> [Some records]
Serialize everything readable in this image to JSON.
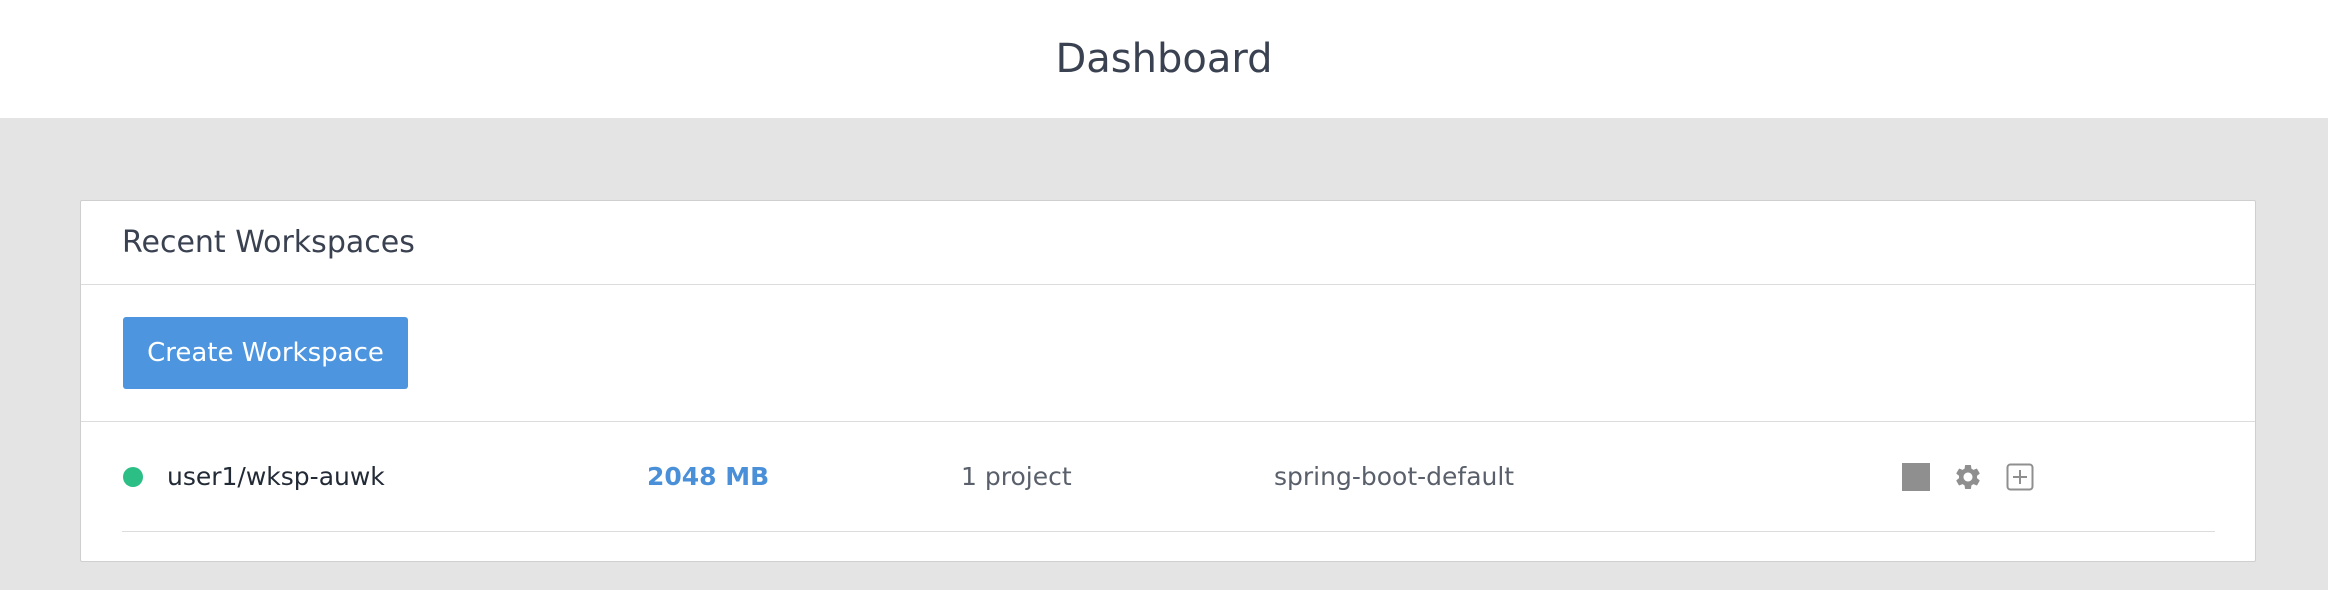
{
  "header": {
    "title": "Dashboard"
  },
  "recent": {
    "title": "Recent Workspaces",
    "create_button": "Create Workspace",
    "workspaces": [
      {
        "status_color": "#2bbf86",
        "name": "user1/wksp-auwk",
        "memory": "2048 MB",
        "projects": "1 project",
        "stack": "spring-boot-default",
        "actions": [
          "stop-icon",
          "gear-icon",
          "add-icon"
        ]
      }
    ]
  },
  "colors": {
    "accent": "#4e95e0",
    "running": "#2bbf86",
    "icon": "#8f8f8f"
  }
}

> [THE TASK]
Repeat the data exactly in full, omitting its pictures.

> [SOLVED EXERCISE]
Serialize everything readable in this image to JSON.
{
  "header": {
    "title": "Dashboard"
  },
  "recent": {
    "title": "Recent Workspaces",
    "create_button": "Create Workspace",
    "workspaces": [
      {
        "status_color": "#2bbf86",
        "name": "user1/wksp-auwk",
        "memory": "2048 MB",
        "projects": "1 project",
        "stack": "spring-boot-default",
        "actions": [
          "stop-icon",
          "gear-icon",
          "add-icon"
        ]
      }
    ]
  },
  "colors": {
    "accent": "#4e95e0",
    "running": "#2bbf86",
    "icon": "#8f8f8f"
  }
}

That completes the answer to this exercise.